Records from a collection of figures
————

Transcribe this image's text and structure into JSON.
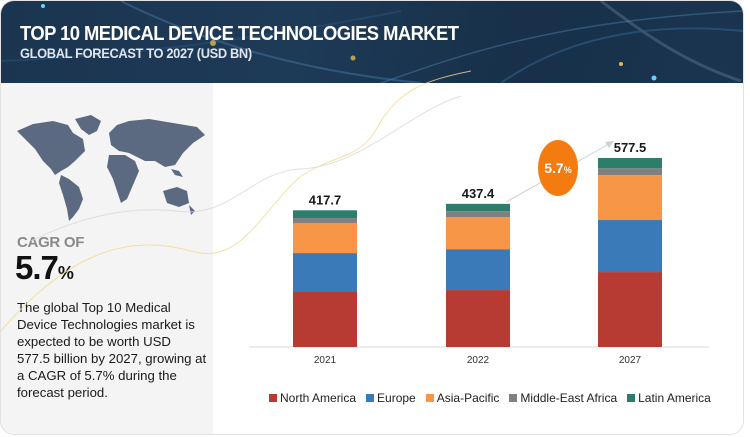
{
  "header": {
    "title": "TOP 10 MEDICAL DEVICE TECHNOLOGIES MARKET",
    "subtitle": "GLOBAL FORECAST TO 2027 (USD BN)"
  },
  "sidebar": {
    "map_icon": "world-map-icon",
    "cagr_label": "CAGR OF",
    "cagr_value": "5.7",
    "cagr_unit": "%",
    "description": "The global Top 10 Medical Device Technologies market is expected to be worth USD 577.5 billion by 2027, growing at a CAGR of 5.7% during the forecast period."
  },
  "callout": {
    "value": "5.7",
    "unit": "%",
    "color": "#f47b0f"
  },
  "chart_data": {
    "type": "bar",
    "stacked": true,
    "title": "TOP 10 MEDICAL DEVICE TECHNOLOGIES MARKET",
    "subtitle": "GLOBAL FORECAST TO 2027 (USD BN)",
    "xlabel": "",
    "ylabel": "",
    "categories": [
      "2021",
      "2022",
      "2027"
    ],
    "totals": [
      "417.7",
      "437.4",
      "577.5"
    ],
    "total_values": [
      417.7,
      437.4,
      577.5
    ],
    "ylim": [
      0,
      577.5
    ],
    "grid": false,
    "legend_position": "bottom",
    "series": [
      {
        "name": "North America",
        "color": "#b73b33",
        "values": [
          168,
          174,
          229
        ]
      },
      {
        "name": "Europe",
        "color": "#3a7ab8",
        "values": [
          119,
          125,
          159
        ]
      },
      {
        "name": "Asia-Pacific",
        "color": "#f79646",
        "values": [
          92,
          98,
          137
        ]
      },
      {
        "name": "Middle-East Africa",
        "color": "#808080",
        "values": [
          15,
          18,
          21
        ]
      },
      {
        "name": "Latin America",
        "color": "#2e7d6b",
        "values": [
          23.7,
          22.4,
          31.5
        ]
      }
    ]
  }
}
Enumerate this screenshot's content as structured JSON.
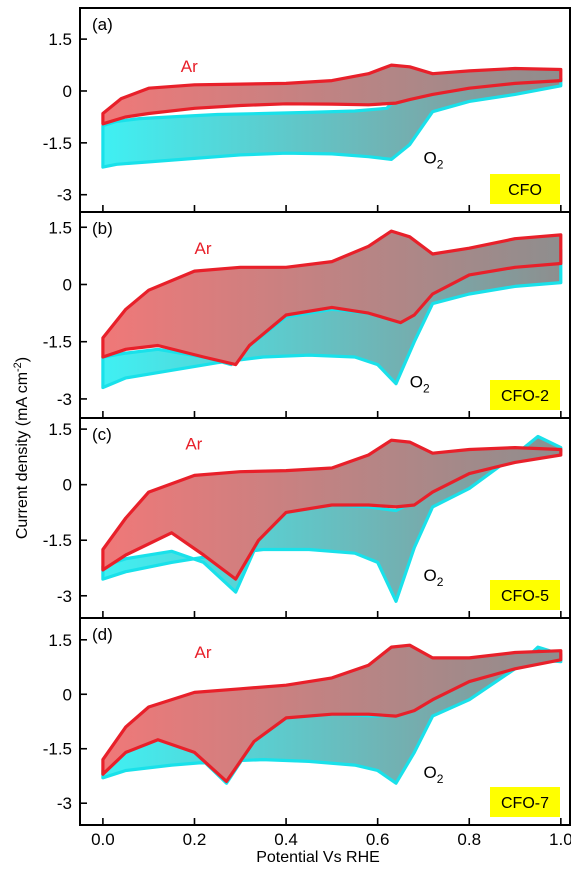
{
  "figure": {
    "xlabel": "Potential Vs RHE",
    "ylabel": "Current density (mA cm",
    "ylabel_sup": "-2",
    "ylabel_close": ")",
    "x_ticks": [
      "0.0",
      "0.2",
      "0.4",
      "0.6",
      "0.8",
      "1.0"
    ],
    "colors": {
      "ar": "#e8202a",
      "o2": "#19e1ea",
      "ar_fill_start": "#f07878",
      "o2_fill_start": "#3ff0f3",
      "fill_end": "#8e8e8e",
      "badge": "#ffff00"
    }
  },
  "chart_data": [
    {
      "type": "line",
      "panel": "(a)",
      "badge": "CFO",
      "ar_label": "Ar",
      "o2_label": "O",
      "o2_sub": "2",
      "xlim": [
        -0.05,
        1.02
      ],
      "ylim": [
        -3.5,
        2.4
      ],
      "y_ticks": [
        1.5,
        0,
        -1.5,
        -3
      ],
      "y_tick_labels": [
        "1.5",
        "0",
        "-1.5",
        "-3"
      ],
      "series": [
        {
          "key": "o2",
          "color": "#19e1ea",
          "x": [
            0.0,
            0.0,
            0.03,
            0.1,
            0.2,
            0.3,
            0.4,
            0.5,
            0.58,
            0.63,
            0.67,
            0.72,
            0.8,
            0.9,
            1.0,
            1.0,
            0.9,
            0.8,
            0.7,
            0.66,
            0.62,
            0.55,
            0.45,
            0.35,
            0.25,
            0.15,
            0.08,
            0.03,
            0.0
          ],
          "y": [
            -1.0,
            -2.2,
            -2.12,
            -2.05,
            -1.95,
            -1.85,
            -1.8,
            -1.82,
            -1.9,
            -1.98,
            -1.55,
            -0.6,
            -0.3,
            -0.1,
            0.15,
            0.35,
            0.3,
            0.25,
            0.1,
            0.02,
            -0.5,
            -0.58,
            -0.62,
            -0.65,
            -0.68,
            -0.75,
            -0.8,
            -0.88,
            -1.0
          ]
        },
        {
          "key": "ar",
          "color": "#e8202a",
          "x": [
            0.0,
            0.0,
            0.04,
            0.1,
            0.2,
            0.3,
            0.4,
            0.5,
            0.58,
            0.63,
            0.67,
            0.72,
            0.8,
            0.9,
            1.0,
            1.0,
            0.9,
            0.8,
            0.72,
            0.67,
            0.64,
            0.58,
            0.5,
            0.4,
            0.3,
            0.2,
            0.1,
            0.05,
            0.0
          ],
          "y": [
            -0.95,
            -0.65,
            -0.22,
            0.08,
            0.18,
            0.2,
            0.22,
            0.3,
            0.5,
            0.75,
            0.7,
            0.5,
            0.58,
            0.65,
            0.62,
            0.3,
            0.22,
            0.08,
            -0.1,
            -0.25,
            -0.35,
            -0.4,
            -0.38,
            -0.37,
            -0.42,
            -0.5,
            -0.65,
            -0.75,
            -0.95
          ]
        }
      ]
    },
    {
      "type": "line",
      "panel": "(b)",
      "badge": "CFO-2",
      "ar_label": "Ar",
      "o2_label": "O",
      "o2_sub": "2",
      "xlim": [
        -0.05,
        1.02
      ],
      "ylim": [
        -3.5,
        1.9
      ],
      "y_ticks": [
        1.5,
        0,
        -1.5,
        -3
      ],
      "y_tick_labels": [
        "1.5",
        "0",
        "-1.5",
        "-3"
      ],
      "series": [
        {
          "key": "o2",
          "color": "#19e1ea",
          "x": [
            0.0,
            0.0,
            0.05,
            0.15,
            0.25,
            0.35,
            0.45,
            0.55,
            0.6,
            0.64,
            0.68,
            0.72,
            0.8,
            0.9,
            1.0,
            1.0,
            0.9,
            0.8,
            0.72,
            0.68,
            0.65,
            0.58,
            0.5,
            0.4,
            0.32,
            0.28,
            0.22,
            0.12,
            0.05,
            0.0
          ],
          "y": [
            -1.9,
            -2.7,
            -2.45,
            -2.25,
            -2.05,
            -1.9,
            -1.85,
            -1.9,
            -2.1,
            -2.6,
            -1.5,
            -0.5,
            -0.25,
            -0.05,
            0.05,
            0.9,
            0.7,
            0.3,
            -0.2,
            -0.6,
            -0.9,
            -0.75,
            -0.65,
            -0.85,
            -1.6,
            -2.1,
            -1.9,
            -1.7,
            -1.8,
            -1.9
          ]
        },
        {
          "key": "ar",
          "color": "#e8202a",
          "x": [
            0.0,
            0.0,
            0.05,
            0.1,
            0.2,
            0.3,
            0.4,
            0.5,
            0.58,
            0.63,
            0.67,
            0.72,
            0.8,
            0.9,
            1.0,
            1.0,
            0.9,
            0.8,
            0.72,
            0.68,
            0.65,
            0.58,
            0.5,
            0.4,
            0.32,
            0.29,
            0.22,
            0.12,
            0.05,
            0.0
          ],
          "y": [
            -1.9,
            -1.4,
            -0.65,
            -0.15,
            0.35,
            0.45,
            0.45,
            0.6,
            1.0,
            1.4,
            1.25,
            0.8,
            0.95,
            1.2,
            1.3,
            0.55,
            0.45,
            0.25,
            -0.25,
            -0.8,
            -1.0,
            -0.75,
            -0.6,
            -0.8,
            -1.6,
            -2.1,
            -1.9,
            -1.6,
            -1.7,
            -1.9
          ]
        }
      ]
    },
    {
      "type": "line",
      "panel": "(c)",
      "badge": "CFO-5",
      "ar_label": "Ar",
      "o2_label": "O",
      "o2_sub": "2",
      "xlim": [
        -0.05,
        1.02
      ],
      "ylim": [
        -3.6,
        1.8
      ],
      "y_ticks": [
        1.5,
        0,
        -1.5,
        -3
      ],
      "y_tick_labels": [
        "1.5",
        "0",
        "-1.5",
        "-3"
      ],
      "series": [
        {
          "key": "o2",
          "color": "#19e1ea",
          "x": [
            0.0,
            0.0,
            0.05,
            0.15,
            0.25,
            0.35,
            0.45,
            0.55,
            0.6,
            0.64,
            0.68,
            0.72,
            0.8,
            0.9,
            0.95,
            1.0,
            1.0,
            0.95,
            0.9,
            0.8,
            0.72,
            0.68,
            0.64,
            0.58,
            0.5,
            0.4,
            0.34,
            0.29,
            0.22,
            0.15,
            0.05,
            0.0
          ],
          "y": [
            -2.2,
            -2.55,
            -2.35,
            -2.1,
            -1.9,
            -1.75,
            -1.75,
            -1.85,
            -2.1,
            -3.15,
            -1.7,
            -0.6,
            -0.1,
            0.8,
            1.3,
            1.0,
            0.9,
            0.95,
            0.9,
            0.55,
            -0.1,
            -0.45,
            -0.7,
            -0.6,
            -0.55,
            -0.75,
            -1.5,
            -2.9,
            -2.1,
            -1.8,
            -2.0,
            -2.2
          ]
        },
        {
          "key": "ar",
          "color": "#e8202a",
          "x": [
            0.0,
            0.0,
            0.05,
            0.1,
            0.2,
            0.3,
            0.4,
            0.5,
            0.58,
            0.63,
            0.67,
            0.72,
            0.8,
            0.9,
            1.0,
            1.0,
            0.9,
            0.8,
            0.72,
            0.68,
            0.64,
            0.58,
            0.5,
            0.4,
            0.34,
            0.29,
            0.22,
            0.15,
            0.05,
            0.0
          ],
          "y": [
            -2.3,
            -1.75,
            -0.9,
            -0.2,
            0.25,
            0.35,
            0.38,
            0.45,
            0.8,
            1.2,
            1.15,
            0.85,
            0.95,
            1.0,
            0.95,
            0.8,
            0.6,
            0.3,
            -0.2,
            -0.55,
            -0.6,
            -0.55,
            -0.55,
            -0.75,
            -1.5,
            -2.55,
            -1.9,
            -1.3,
            -1.9,
            -2.3
          ]
        }
      ]
    },
    {
      "type": "line",
      "panel": "(d)",
      "badge": "CFO-7",
      "ar_label": "Ar",
      "o2_label": "O",
      "o2_sub": "2",
      "xlim": [
        -0.05,
        1.02
      ],
      "ylim": [
        -3.6,
        2.1
      ],
      "y_ticks": [
        1.5,
        0,
        -1.5,
        -3
      ],
      "y_tick_labels": [
        "1.5",
        "0",
        "-1.5",
        "-3"
      ],
      "series": [
        {
          "key": "o2",
          "color": "#19e1ea",
          "x": [
            0.0,
            0.0,
            0.05,
            0.15,
            0.25,
            0.35,
            0.45,
            0.55,
            0.6,
            0.64,
            0.68,
            0.72,
            0.8,
            0.9,
            0.95,
            1.0,
            1.0,
            0.95,
            0.9,
            0.8,
            0.72,
            0.66,
            0.6,
            0.5,
            0.4,
            0.33,
            0.27,
            0.2,
            0.12,
            0.05,
            0.0
          ],
          "y": [
            -2.1,
            -2.3,
            -2.1,
            -1.95,
            -1.85,
            -1.8,
            -1.85,
            -1.95,
            -2.1,
            -2.45,
            -1.6,
            -0.6,
            -0.15,
            0.7,
            1.3,
            1.1,
            0.9,
            0.95,
            0.85,
            0.5,
            -0.1,
            -0.5,
            -0.6,
            -0.55,
            -0.65,
            -1.3,
            -2.45,
            -1.6,
            -1.2,
            -1.5,
            -2.1
          ]
        },
        {
          "key": "ar",
          "color": "#e8202a",
          "x": [
            0.0,
            0.0,
            0.05,
            0.1,
            0.2,
            0.3,
            0.4,
            0.5,
            0.58,
            0.63,
            0.67,
            0.72,
            0.8,
            0.9,
            1.0,
            1.0,
            0.9,
            0.8,
            0.72,
            0.68,
            0.64,
            0.58,
            0.5,
            0.4,
            0.33,
            0.27,
            0.2,
            0.12,
            0.05,
            0.0
          ],
          "y": [
            -2.2,
            -1.8,
            -0.9,
            -0.35,
            0.05,
            0.15,
            0.25,
            0.45,
            0.8,
            1.3,
            1.35,
            1.0,
            1.0,
            1.15,
            1.2,
            0.95,
            0.7,
            0.35,
            -0.15,
            -0.45,
            -0.6,
            -0.55,
            -0.55,
            -0.65,
            -1.3,
            -2.4,
            -1.6,
            -1.25,
            -1.6,
            -2.2
          ]
        }
      ]
    }
  ]
}
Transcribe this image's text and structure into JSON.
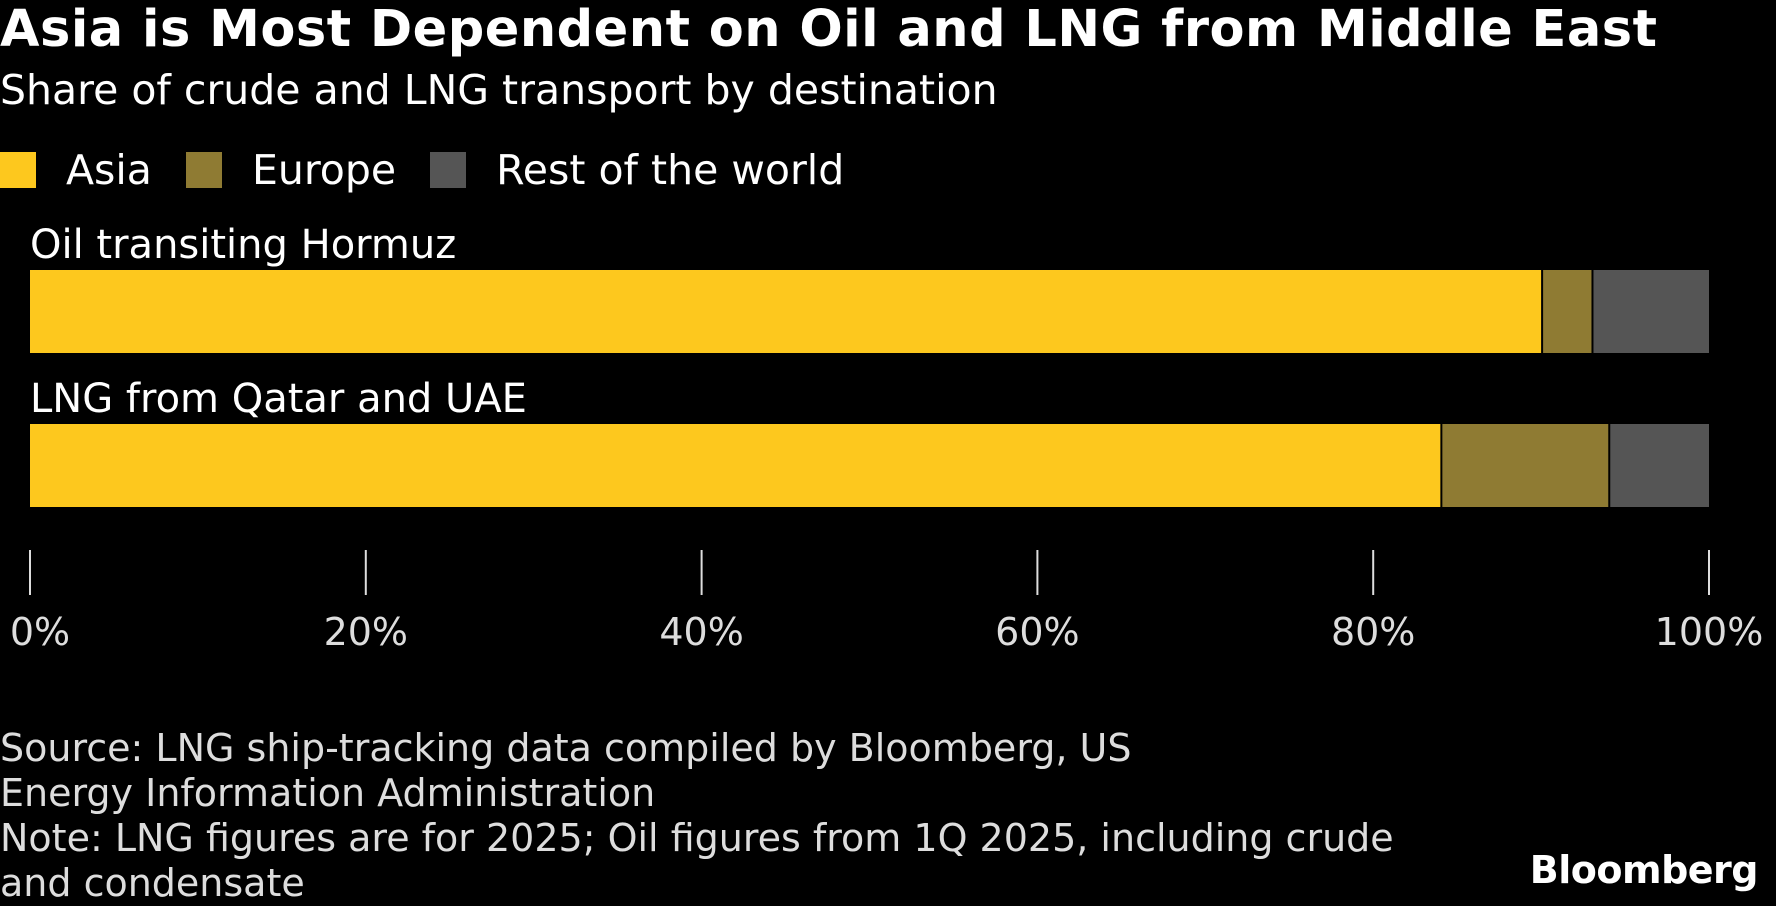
{
  "title": "Asia is Most Dependent on Oil and LNG from Middle East",
  "subtitle": "Share of crude and LNG transport by destination",
  "footer": {
    "source": "Source: LNG ship-tracking data compiled by Bloomberg, US Energy Information Administration",
    "note": "Note: LNG figures are for 2025; Oil figures from 1Q 2025, including crude and condensate"
  },
  "logo": "Bloomberg",
  "chart_data": {
    "type": "bar",
    "orientation": "horizontal",
    "stacked": true,
    "categories": [
      "Oil transiting Hormuz",
      "LNG from Qatar and UAE"
    ],
    "series": [
      {
        "name": "Asia",
        "color": "#fdc81e",
        "values": [
          90,
          84
        ]
      },
      {
        "name": "Europe",
        "color": "#8f7b33",
        "values": [
          3,
          10
        ]
      },
      {
        "name": "Rest of the world",
        "color": "#555555",
        "values": [
          7,
          6
        ]
      }
    ],
    "xlim": [
      0,
      100
    ],
    "xticks": [
      "0%",
      "20%",
      "40%",
      "60%",
      "80%",
      "100%"
    ],
    "grid": false,
    "legend": "top-left"
  }
}
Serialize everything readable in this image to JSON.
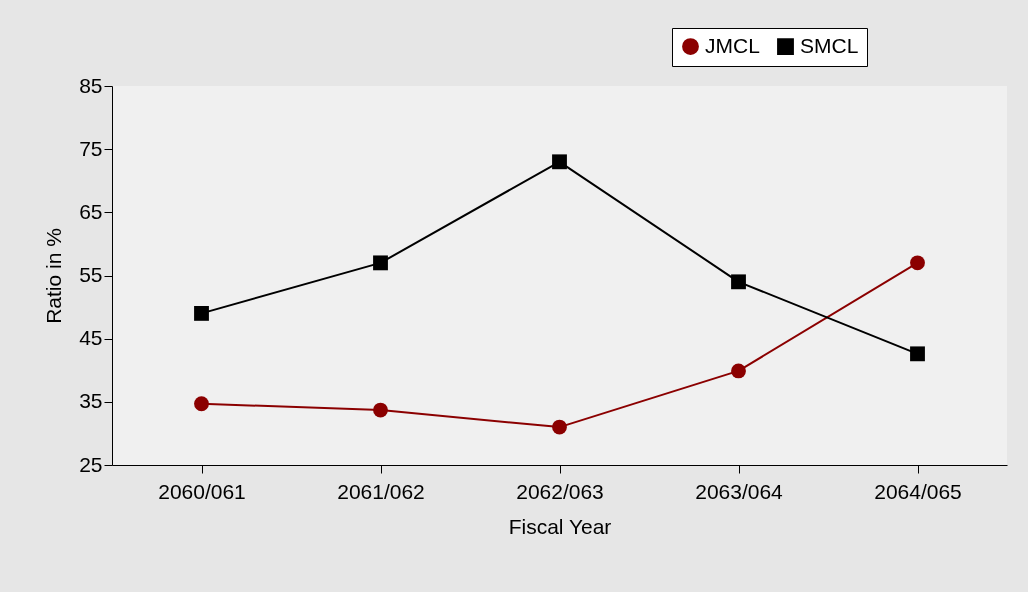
{
  "chart_data": {
    "type": "line",
    "xlabel": "Fiscal Year",
    "ylabel": "Ratio in %",
    "categories": [
      "2060/061",
      "2061/062",
      "2062/063",
      "2063/064",
      "2064/065"
    ],
    "series": [
      {
        "name": "JMCL",
        "color": "#8b0000",
        "marker": "circle",
        "values": [
          34.7,
          33.7,
          31,
          39.9,
          57
        ]
      },
      {
        "name": "SMCL",
        "color": "#000000",
        "marker": "square",
        "values": [
          49,
          57,
          73,
          54,
          42.6
        ]
      }
    ],
    "ylim": [
      25,
      85
    ],
    "yticks": [
      25,
      35,
      45,
      55,
      65,
      75,
      85
    ],
    "grid": false,
    "legend": "top right"
  }
}
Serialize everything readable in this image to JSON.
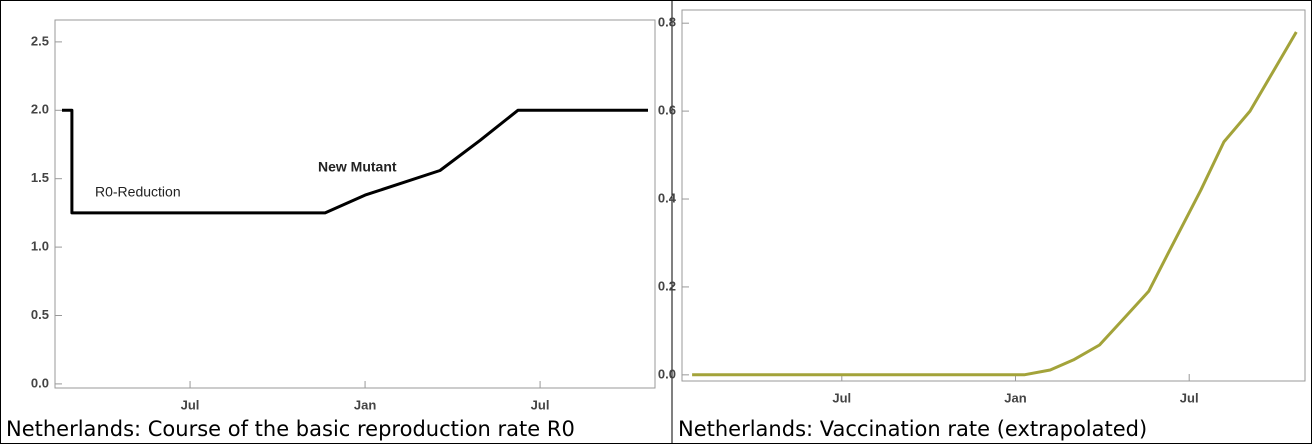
{
  "chart_data": [
    {
      "type": "line",
      "caption": "Netherlands: Course of the basic reproduction rate R0",
      "x": [
        1.61,
        1.95,
        1.95,
        10.63,
        12,
        14.57,
        15.94,
        17.24,
        21.7
      ],
      "values": [
        2.0,
        2.0,
        1.25,
        1.25,
        1.38,
        1.56,
        1.78,
        2.0,
        2.0
      ],
      "color": "#000000",
      "xlim": [
        1.37,
        21.94
      ],
      "ylim": [
        -0.03,
        2.66
      ],
      "xticks": [
        {
          "value": 6,
          "label": "Jul"
        },
        {
          "value": 12,
          "label": "Jan"
        },
        {
          "value": 18,
          "label": "Jul"
        }
      ],
      "yticks": [
        {
          "value": 0,
          "label": "0.0"
        },
        0.5,
        {
          "value": 1,
          "label": "1.0"
        },
        1.5,
        {
          "value": 2,
          "label": "2.0"
        },
        2.5
      ],
      "annotations": [
        "R0-Reduction",
        "New Mutant"
      ],
      "grid": false
    },
    {
      "type": "line",
      "caption": "Netherlands: Vaccination rate (extrapolated)",
      "x": [
        0.83,
        12.3,
        13.2,
        14.0,
        14.9,
        15.7,
        16.6,
        17.3,
        18.4,
        19.2,
        20.1,
        20.9,
        21.7
      ],
      "values": [
        0,
        0,
        0.011,
        0.034,
        0.068,
        0.125,
        0.19,
        0.28,
        0.42,
        0.53,
        0.6,
        0.69,
        0.78
      ],
      "color": "#a3a33a",
      "xlim": [
        0.48,
        22.0
      ],
      "ylim": [
        -0.014,
        0.83
      ],
      "xticks": [
        {
          "value": 6,
          "label": "Jul"
        },
        {
          "value": 12,
          "label": "Jan"
        },
        {
          "value": 18,
          "label": "Jul"
        }
      ],
      "yticks": [
        {
          "value": 0,
          "label": "0.0"
        },
        0.2,
        0.4,
        0.6,
        0.8
      ],
      "grid": false
    }
  ]
}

————

Copy every line above that includes the string "America".

Solution to this exercise:
        "name": "North America",
        "name": "Latin America",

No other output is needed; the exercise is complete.